● WHAT THE EXERCISE ASKS
Each line of the listing that contains the word "petrolero" is to be copied.

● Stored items
####

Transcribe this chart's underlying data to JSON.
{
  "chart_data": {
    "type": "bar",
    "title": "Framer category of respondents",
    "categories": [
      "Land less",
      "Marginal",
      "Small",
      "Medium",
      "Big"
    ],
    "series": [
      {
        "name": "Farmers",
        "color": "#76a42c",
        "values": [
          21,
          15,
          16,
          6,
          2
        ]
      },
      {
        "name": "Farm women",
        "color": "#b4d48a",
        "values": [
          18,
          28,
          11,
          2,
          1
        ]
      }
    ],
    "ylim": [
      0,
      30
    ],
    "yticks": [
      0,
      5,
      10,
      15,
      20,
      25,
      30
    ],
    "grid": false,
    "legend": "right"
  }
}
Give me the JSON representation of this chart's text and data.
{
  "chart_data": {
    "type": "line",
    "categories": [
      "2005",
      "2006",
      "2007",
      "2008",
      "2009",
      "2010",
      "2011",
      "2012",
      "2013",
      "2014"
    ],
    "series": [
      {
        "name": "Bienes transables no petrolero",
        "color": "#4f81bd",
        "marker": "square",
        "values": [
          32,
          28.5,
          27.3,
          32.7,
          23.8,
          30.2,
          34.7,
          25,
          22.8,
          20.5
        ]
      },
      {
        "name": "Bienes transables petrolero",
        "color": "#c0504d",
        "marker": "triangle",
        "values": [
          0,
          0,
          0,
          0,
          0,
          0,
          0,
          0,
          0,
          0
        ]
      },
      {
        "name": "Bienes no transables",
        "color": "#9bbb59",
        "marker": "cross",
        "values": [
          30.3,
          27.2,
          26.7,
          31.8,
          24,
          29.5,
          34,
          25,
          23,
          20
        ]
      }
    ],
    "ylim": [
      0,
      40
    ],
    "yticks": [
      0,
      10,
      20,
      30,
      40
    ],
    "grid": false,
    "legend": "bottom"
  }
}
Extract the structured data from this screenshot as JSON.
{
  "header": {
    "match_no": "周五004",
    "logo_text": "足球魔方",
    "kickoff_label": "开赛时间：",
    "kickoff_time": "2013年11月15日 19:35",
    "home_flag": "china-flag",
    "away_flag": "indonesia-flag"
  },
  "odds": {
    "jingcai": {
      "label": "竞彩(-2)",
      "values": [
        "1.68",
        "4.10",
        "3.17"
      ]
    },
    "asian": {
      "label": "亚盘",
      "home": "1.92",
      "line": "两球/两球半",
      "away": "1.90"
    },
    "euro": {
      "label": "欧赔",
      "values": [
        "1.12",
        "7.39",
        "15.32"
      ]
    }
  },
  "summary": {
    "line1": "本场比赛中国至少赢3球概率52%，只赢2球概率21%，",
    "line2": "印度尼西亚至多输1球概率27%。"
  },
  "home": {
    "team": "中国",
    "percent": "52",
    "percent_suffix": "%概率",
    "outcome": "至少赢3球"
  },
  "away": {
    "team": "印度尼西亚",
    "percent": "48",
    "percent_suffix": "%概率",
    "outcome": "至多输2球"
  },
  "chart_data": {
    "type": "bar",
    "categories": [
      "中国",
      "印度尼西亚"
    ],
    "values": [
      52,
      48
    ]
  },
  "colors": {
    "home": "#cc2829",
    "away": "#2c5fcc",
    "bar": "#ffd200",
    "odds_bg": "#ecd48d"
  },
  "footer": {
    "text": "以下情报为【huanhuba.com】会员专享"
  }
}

####

● SOLUTION FOR THIS PROBLEM
        "name": "Bienes transables no petrolero",
        "name": "Bienes transables petrolero",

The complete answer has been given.